• **What you should do**:
Identify all lines in the listing that include the word "토마토들이", and copy them out.

• **Extracted entries**:
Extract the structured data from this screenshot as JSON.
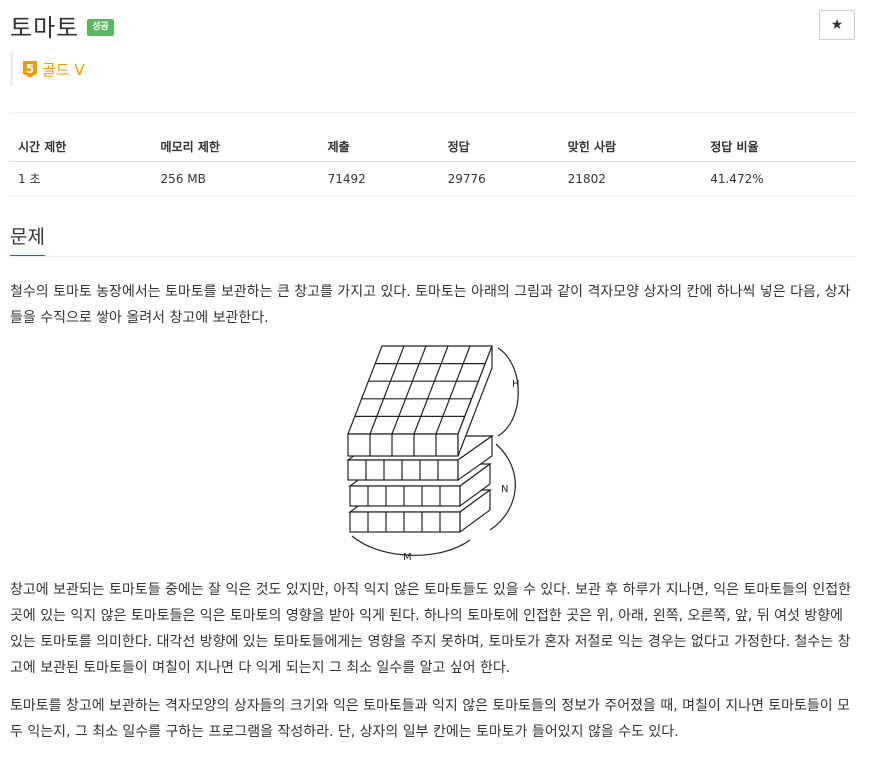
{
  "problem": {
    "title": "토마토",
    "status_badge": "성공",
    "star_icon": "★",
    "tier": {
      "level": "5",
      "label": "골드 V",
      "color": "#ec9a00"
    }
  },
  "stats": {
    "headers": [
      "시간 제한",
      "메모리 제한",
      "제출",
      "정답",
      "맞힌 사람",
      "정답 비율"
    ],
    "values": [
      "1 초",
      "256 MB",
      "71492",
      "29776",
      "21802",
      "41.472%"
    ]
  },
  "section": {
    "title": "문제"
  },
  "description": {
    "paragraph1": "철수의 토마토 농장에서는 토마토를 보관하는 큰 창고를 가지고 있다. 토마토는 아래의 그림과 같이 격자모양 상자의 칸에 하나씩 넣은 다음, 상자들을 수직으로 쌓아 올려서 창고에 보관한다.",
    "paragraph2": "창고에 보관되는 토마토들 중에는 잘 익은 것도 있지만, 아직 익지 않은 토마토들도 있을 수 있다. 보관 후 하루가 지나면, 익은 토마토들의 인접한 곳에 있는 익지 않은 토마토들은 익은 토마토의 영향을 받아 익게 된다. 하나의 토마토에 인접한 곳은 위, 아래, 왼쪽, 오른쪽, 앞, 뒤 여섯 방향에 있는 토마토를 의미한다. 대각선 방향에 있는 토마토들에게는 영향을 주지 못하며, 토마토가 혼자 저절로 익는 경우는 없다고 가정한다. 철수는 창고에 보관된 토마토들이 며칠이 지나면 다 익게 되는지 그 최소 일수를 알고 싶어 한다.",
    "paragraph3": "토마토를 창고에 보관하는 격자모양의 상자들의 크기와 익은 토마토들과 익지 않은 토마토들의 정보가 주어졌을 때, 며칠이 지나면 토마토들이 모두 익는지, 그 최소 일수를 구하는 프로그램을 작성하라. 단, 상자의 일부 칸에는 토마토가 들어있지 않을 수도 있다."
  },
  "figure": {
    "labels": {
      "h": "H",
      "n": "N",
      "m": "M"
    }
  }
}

• **Response to this exercise**:
    "paragraph2": "창고에 보관되는 토마토들 중에는 잘 익은 것도 있지만, 아직 익지 않은 토마토들도 있을 수 있다. 보관 후 하루가 지나면, 익은 토마토들의 인접한 곳에 있는 익지 않은 토마토들은 익은 토마토의 영향을 받아 익게 된다. 하나의 토마토에 인접한 곳은 위, 아래, 왼쪽, 오른쪽, 앞, 뒤 여섯 방향에 있는 토마토를 의미한다. 대각선 방향에 있는 토마토들에게는 영향을 주지 못하며, 토마토가 혼자 저절로 익는 경우는 없다고 가정한다. 철수는 창고에 보관된 토마토들이 며칠이 지나면 다 익게 되는지 그 최소 일수를 알고 싶어 한다.",
    "paragraph3": "토마토를 창고에 보관하는 격자모양의 상자들의 크기와 익은 토마토들과 익지 않은 토마토들의 정보가 주어졌을 때, 며칠이 지나면 토마토들이 모두 익는지, 그 최소 일수를 구하는 프로그램을 작성하라. 단, 상자의 일부 칸에는 토마토가 들어있지 않을 수도 있다."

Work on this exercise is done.